Copy out each line below that has the word "있습니다" in it.

─── ENTRIES SUPPLIED

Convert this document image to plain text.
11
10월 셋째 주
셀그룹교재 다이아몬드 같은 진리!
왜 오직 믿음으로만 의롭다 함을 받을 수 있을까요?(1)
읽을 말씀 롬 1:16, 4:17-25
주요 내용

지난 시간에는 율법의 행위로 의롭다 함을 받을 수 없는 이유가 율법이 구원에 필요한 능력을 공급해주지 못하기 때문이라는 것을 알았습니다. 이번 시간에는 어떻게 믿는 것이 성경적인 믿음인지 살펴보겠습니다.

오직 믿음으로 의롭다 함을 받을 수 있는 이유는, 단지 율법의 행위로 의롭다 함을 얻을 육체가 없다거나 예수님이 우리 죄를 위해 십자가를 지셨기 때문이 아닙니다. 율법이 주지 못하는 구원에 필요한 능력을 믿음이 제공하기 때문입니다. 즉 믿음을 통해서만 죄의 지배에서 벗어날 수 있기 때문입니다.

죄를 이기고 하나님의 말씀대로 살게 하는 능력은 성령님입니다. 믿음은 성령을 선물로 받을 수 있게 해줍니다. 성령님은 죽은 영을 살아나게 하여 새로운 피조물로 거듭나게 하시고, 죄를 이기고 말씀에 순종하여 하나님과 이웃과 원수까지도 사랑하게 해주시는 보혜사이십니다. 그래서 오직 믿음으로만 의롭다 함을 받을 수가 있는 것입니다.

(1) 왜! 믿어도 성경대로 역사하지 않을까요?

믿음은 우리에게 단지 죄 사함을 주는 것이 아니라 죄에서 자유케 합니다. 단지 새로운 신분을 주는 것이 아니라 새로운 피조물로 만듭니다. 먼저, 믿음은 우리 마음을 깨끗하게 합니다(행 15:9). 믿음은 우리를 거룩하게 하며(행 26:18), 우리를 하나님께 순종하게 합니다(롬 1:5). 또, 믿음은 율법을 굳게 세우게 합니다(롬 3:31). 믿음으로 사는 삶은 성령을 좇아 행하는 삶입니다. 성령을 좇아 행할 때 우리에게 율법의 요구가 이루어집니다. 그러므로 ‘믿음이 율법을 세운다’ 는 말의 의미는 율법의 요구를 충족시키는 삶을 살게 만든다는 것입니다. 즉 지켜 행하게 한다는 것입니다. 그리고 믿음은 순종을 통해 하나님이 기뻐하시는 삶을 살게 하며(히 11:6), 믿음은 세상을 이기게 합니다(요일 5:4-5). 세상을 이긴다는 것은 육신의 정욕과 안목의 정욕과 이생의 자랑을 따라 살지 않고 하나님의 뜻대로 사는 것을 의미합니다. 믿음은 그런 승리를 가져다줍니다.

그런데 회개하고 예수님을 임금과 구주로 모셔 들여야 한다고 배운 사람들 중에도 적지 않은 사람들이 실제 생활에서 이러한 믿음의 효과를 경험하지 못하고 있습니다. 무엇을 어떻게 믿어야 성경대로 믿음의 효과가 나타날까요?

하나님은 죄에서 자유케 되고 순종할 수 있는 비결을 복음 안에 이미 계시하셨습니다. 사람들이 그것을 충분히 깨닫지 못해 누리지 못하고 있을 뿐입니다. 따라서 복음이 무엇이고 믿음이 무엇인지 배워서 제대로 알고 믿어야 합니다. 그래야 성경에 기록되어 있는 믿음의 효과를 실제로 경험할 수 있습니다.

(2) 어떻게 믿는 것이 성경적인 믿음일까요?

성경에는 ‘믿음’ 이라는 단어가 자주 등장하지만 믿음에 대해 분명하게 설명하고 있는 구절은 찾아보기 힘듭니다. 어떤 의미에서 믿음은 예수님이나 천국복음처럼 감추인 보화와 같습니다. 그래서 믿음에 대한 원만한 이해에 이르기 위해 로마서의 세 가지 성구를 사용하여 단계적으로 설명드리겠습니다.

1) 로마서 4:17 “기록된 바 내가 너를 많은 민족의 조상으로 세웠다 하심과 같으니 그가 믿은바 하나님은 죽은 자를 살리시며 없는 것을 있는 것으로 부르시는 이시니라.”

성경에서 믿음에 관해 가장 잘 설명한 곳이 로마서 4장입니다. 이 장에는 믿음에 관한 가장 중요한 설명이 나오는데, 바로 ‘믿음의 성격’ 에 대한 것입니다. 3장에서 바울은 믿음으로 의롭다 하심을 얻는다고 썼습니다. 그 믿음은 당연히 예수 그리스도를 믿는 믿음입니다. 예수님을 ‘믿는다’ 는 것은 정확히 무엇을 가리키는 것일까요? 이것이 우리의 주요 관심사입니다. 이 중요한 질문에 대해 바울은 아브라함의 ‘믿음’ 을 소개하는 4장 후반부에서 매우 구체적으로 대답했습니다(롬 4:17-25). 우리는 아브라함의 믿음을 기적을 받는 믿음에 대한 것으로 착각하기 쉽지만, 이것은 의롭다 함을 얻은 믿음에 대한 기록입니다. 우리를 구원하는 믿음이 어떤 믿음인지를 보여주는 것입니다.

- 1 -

──────

THE RESPONSE:
그런데 회개하고 예수님을 임금과 구주로 모셔 들여야 한다고 배운 사람들 중에도 적지 않은 사람들이 실제 생활에서 이러한 믿음의 효과를 경험하지 못하고 있습니다. 무엇을 어떻게 믿어야 성경대로 믿음의 효과가 나타날까요?
하나님은 죄에서 자유케 되고 순종할 수 있는 비결을 복음 안에 이미 계시하셨습니다. 사람들이 그것을 충분히 깨닫지 못해 누리지 못하고 있을 뿐입니다. 따라서 복음이 무엇이고 믿음이 무엇인지 배워서 제대로 알고 믿어야 합니다. 그래야 성경에 기록되어 있는 믿음의 효과를 실제로 경험할 수 있습니다.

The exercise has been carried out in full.